:: Written problem ::
Print every record below exactly as written.

---------- Source data

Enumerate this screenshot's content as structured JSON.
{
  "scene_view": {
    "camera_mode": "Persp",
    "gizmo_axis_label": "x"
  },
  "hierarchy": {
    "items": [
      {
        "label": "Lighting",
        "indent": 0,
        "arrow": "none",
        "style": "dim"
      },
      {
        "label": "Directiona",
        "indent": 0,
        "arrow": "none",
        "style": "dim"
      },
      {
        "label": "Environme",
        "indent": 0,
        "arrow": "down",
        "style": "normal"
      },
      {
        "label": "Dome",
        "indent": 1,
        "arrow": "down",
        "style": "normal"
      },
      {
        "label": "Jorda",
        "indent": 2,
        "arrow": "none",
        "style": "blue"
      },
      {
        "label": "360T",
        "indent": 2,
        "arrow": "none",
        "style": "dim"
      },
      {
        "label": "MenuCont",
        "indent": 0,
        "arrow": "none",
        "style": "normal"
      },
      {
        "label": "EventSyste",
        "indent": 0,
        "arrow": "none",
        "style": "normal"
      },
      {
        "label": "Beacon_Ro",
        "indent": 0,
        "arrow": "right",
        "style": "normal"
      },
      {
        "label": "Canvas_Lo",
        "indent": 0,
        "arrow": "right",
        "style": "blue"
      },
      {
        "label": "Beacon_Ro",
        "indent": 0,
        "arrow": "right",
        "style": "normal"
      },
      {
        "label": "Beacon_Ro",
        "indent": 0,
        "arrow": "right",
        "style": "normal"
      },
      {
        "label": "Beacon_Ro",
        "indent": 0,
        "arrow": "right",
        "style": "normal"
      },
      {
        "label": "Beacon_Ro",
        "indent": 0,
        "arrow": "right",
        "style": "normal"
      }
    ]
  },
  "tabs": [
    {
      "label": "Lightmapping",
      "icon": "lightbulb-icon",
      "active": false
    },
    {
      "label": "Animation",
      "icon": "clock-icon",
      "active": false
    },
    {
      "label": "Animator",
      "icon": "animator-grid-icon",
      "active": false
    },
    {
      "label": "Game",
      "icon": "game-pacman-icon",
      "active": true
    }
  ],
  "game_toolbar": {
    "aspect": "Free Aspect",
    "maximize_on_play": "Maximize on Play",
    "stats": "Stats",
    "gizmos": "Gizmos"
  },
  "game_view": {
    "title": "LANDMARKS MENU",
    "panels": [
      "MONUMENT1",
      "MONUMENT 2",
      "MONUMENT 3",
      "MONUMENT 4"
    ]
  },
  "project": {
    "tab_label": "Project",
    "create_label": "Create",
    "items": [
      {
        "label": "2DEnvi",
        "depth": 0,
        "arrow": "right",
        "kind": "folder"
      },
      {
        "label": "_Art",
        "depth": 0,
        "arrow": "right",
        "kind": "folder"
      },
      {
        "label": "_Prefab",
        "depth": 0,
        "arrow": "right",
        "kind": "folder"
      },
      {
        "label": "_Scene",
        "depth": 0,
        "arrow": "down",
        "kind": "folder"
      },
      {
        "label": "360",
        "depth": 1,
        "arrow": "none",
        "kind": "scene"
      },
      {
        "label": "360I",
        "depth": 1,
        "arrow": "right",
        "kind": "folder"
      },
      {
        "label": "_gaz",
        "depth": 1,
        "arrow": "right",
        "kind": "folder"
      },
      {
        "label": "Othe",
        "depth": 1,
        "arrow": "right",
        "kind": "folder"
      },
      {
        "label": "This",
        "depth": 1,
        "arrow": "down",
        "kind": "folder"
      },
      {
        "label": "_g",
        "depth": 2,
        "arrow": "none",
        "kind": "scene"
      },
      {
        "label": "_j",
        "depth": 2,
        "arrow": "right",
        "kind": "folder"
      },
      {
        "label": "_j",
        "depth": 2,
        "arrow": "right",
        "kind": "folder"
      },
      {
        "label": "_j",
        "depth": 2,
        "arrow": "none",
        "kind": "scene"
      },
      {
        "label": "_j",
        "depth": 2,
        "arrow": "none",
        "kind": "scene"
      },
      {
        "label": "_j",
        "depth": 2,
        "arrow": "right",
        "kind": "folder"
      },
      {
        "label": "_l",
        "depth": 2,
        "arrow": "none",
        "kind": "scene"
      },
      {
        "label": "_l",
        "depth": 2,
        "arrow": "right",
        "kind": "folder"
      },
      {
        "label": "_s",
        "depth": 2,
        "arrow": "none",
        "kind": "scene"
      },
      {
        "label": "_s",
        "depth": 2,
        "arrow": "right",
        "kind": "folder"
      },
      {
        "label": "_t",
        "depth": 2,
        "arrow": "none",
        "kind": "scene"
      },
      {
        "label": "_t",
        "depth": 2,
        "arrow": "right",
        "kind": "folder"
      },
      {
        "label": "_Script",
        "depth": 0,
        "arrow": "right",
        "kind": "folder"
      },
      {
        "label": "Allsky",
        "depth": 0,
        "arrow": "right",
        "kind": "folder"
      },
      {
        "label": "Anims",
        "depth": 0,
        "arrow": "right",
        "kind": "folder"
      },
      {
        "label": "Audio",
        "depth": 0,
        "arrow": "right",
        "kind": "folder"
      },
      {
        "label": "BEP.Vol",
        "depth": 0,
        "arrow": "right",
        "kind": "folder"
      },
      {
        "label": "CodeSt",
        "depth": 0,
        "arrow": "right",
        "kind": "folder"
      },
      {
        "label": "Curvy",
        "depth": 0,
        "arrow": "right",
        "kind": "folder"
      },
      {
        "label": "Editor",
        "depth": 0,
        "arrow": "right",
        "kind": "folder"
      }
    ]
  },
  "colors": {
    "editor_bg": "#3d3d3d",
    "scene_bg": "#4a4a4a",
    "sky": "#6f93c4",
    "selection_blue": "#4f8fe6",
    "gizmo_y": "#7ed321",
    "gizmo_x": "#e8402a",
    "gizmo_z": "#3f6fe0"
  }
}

--------------------

:: Exercise result ::
Enumerate this screenshot's content as structured JSON.
{
  "scene_view": {
    "camera_mode": "Persp",
    "gizmo_axis_label": "x"
  },
  "hierarchy": {
    "items": [
      {
        "label": "Lighting",
        "indent": 0,
        "arrow": "none",
        "style": "dim"
      },
      {
        "label": "Directiona",
        "indent": 0,
        "arrow": "none",
        "style": "dim"
      },
      {
        "label": "Environme",
        "indent": 0,
        "arrow": "down",
        "style": "normal"
      },
      {
        "label": "Dome",
        "indent": 1,
        "arrow": "down",
        "style": "normal"
      },
      {
        "label": "Jorda",
        "indent": 2,
        "arrow": "none",
        "style": "blue"
      },
      {
        "label": "360T",
        "indent": 2,
        "arrow": "none",
        "style": "dim"
      },
      {
        "label": "MenuCont",
        "indent": 0,
        "arrow": "none",
        "style": "normal"
      },
      {
        "label": "EventSyste",
        "indent": 0,
        "arrow": "none",
        "style": "normal"
      },
      {
        "label": "Beacon_Ro",
        "indent": 0,
        "arrow": "right",
        "style": "normal"
      },
      {
        "label": "Canvas_Lo",
        "indent": 0,
        "arrow": "right",
        "style": "blue"
      },
      {
        "label": "Beacon_Ro",
        "indent": 0,
        "arrow": "right",
        "style": "normal"
      },
      {
        "label": "Beacon_Ro",
        "indent": 0,
        "arrow": "right",
        "style": "normal"
      },
      {
        "label": "Beacon_Ro",
        "indent": 0,
        "arrow": "right",
        "style": "normal"
      },
      {
        "label": "Beacon_Ro",
        "indent": 0,
        "arrow": "right",
        "style": "normal"
      }
    ]
  },
  "tabs": [
    {
      "label": "Lightmapping",
      "icon": "lightbulb-icon",
      "active": false
    },
    {
      "label": "Animation",
      "icon": "clock-icon",
      "active": false
    },
    {
      "label": "Animator",
      "icon": "animator-grid-icon",
      "active": false
    },
    {
      "label": "Game",
      "icon": "game-pacman-icon",
      "active": true
    }
  ],
  "game_toolbar": {
    "aspect": "Free Aspect",
    "maximize_on_play": "Maximize on Play",
    "stats": "Stats",
    "gizmos": "Gizmos"
  },
  "game_view": {
    "title": "LANDMARKS MENU",
    "panels": [
      "MONUMENT1",
      "MONUMENT 2",
      "MONUMENT 3",
      "MONUMENT 4"
    ]
  },
  "project": {
    "tab_label": "Project",
    "create_label": "Create",
    "items": [
      {
        "label": "2DEnvi",
        "depth": 0,
        "arrow": "right",
        "kind": "folder"
      },
      {
        "label": "_Art",
        "depth": 0,
        "arrow": "right",
        "kind": "folder"
      },
      {
        "label": "_Prefab",
        "depth": 0,
        "arrow": "right",
        "kind": "folder"
      },
      {
        "label": "_Scene",
        "depth": 0,
        "arrow": "down",
        "kind": "folder"
      },
      {
        "label": "360",
        "depth": 1,
        "arrow": "none",
        "kind": "scene"
      },
      {
        "label": "360I",
        "depth": 1,
        "arrow": "right",
        "kind": "folder"
      },
      {
        "label": "_gaz",
        "depth": 1,
        "arrow": "right",
        "kind": "folder"
      },
      {
        "label": "Othe",
        "depth": 1,
        "arrow": "right",
        "kind": "folder"
      },
      {
        "label": "This",
        "depth": 1,
        "arrow": "down",
        "kind": "folder"
      },
      {
        "label": "_g",
        "depth": 2,
        "arrow": "none",
        "kind": "scene"
      },
      {
        "label": "_j",
        "depth": 2,
        "arrow": "right",
        "kind": "folder"
      },
      {
        "label": "_j",
        "depth": 2,
        "arrow": "right",
        "kind": "folder"
      },
      {
        "label": "_j",
        "depth": 2,
        "arrow": "none",
        "kind": "scene"
      },
      {
        "label": "_j",
        "depth": 2,
        "arrow": "none",
        "kind": "scene"
      },
      {
        "label": "_j",
        "depth": 2,
        "arrow": "right",
        "kind": "folder"
      },
      {
        "label": "_l",
        "depth": 2,
        "arrow": "none",
        "kind": "scene"
      },
      {
        "label": "_l",
        "depth": 2,
        "arrow": "right",
        "kind": "folder"
      },
      {
        "label": "_s",
        "depth": 2,
        "arrow": "none",
        "kind": "scene"
      },
      {
        "label": "_s",
        "depth": 2,
        "arrow": "right",
        "kind": "folder"
      },
      {
        "label": "_t",
        "depth": 2,
        "arrow": "none",
        "kind": "scene"
      },
      {
        "label": "_t",
        "depth": 2,
        "arrow": "right",
        "kind": "folder"
      },
      {
        "label": "_Script",
        "depth": 0,
        "arrow": "right",
        "kind": "folder"
      },
      {
        "label": "Allsky",
        "depth": 0,
        "arrow": "right",
        "kind": "folder"
      },
      {
        "label": "Anims",
        "depth": 0,
        "arrow": "right",
        "kind": "folder"
      },
      {
        "label": "Audio",
        "depth": 0,
        "arrow": "right",
        "kind": "folder"
      },
      {
        "label": "BEP.Vol",
        "depth": 0,
        "arrow": "right",
        "kind": "folder"
      },
      {
        "label": "CodeSt",
        "depth": 0,
        "arrow": "right",
        "kind": "folder"
      },
      {
        "label": "Curvy",
        "depth": 0,
        "arrow": "right",
        "kind": "folder"
      },
      {
        "label": "Editor",
        "depth": 0,
        "arrow": "right",
        "kind": "folder"
      }
    ]
  },
  "colors": {
    "editor_bg": "#3d3d3d",
    "scene_bg": "#4a4a4a",
    "sky": "#6f93c4",
    "selection_blue": "#4f8fe6",
    "gizmo_y": "#7ed321",
    "gizmo_x": "#e8402a",
    "gizmo_z": "#3f6fe0"
  }
}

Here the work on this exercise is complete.